Provided records:
········

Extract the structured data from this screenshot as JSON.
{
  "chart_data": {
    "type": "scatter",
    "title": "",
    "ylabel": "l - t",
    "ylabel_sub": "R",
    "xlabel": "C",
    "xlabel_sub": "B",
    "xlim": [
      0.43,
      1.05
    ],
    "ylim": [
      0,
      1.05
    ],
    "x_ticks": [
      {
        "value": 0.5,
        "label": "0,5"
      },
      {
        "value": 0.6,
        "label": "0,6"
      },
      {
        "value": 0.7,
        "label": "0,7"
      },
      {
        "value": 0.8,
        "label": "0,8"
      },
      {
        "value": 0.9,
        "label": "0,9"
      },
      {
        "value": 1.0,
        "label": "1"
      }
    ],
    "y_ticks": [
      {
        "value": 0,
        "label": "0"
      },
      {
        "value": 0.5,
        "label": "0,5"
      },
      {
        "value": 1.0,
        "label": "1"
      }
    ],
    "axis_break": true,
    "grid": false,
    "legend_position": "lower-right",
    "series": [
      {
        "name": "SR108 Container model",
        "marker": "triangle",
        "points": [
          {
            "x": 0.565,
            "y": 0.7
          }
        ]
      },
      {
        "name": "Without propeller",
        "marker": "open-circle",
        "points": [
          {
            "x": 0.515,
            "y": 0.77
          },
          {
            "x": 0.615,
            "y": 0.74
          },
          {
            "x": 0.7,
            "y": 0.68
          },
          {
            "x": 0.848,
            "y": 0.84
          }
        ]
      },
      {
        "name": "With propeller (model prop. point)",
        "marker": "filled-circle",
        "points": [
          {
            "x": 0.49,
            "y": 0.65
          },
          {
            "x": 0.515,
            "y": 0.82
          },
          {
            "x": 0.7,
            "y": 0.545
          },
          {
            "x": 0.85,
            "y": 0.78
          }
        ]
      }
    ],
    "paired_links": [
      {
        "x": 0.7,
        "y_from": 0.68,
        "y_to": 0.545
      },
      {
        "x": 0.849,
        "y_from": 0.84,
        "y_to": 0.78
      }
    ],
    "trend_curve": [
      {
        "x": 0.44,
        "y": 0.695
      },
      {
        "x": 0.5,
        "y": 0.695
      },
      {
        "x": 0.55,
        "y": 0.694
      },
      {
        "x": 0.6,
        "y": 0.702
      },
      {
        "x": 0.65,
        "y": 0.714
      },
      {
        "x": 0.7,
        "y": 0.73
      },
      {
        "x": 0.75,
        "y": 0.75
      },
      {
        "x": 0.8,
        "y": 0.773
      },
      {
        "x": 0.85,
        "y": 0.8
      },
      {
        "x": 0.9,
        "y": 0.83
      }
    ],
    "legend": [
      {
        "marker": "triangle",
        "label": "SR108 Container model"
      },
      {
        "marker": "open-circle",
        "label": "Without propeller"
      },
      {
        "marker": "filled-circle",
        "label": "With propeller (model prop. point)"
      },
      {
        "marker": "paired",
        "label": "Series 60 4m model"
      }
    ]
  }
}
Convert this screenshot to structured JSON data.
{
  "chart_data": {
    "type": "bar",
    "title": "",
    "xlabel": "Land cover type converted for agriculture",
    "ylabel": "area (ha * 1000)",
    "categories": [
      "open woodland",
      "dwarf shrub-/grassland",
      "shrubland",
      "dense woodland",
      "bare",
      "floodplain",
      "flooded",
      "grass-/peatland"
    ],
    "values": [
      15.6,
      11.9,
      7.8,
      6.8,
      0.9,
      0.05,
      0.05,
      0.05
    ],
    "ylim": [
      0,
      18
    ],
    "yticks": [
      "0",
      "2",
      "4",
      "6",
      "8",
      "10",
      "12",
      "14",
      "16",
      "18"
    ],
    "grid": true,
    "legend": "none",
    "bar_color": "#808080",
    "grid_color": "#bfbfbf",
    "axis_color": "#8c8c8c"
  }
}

········

Task details:
Reproduce each line from the records that contains the word "model".

Full answer:
        "name": "SR108 Container model",
        "name": "With propeller (model prop. point)",
        "label": "SR108 Container model"
        "label": "With propeller (model prop. point)"
        "label": "Series 60 4m model"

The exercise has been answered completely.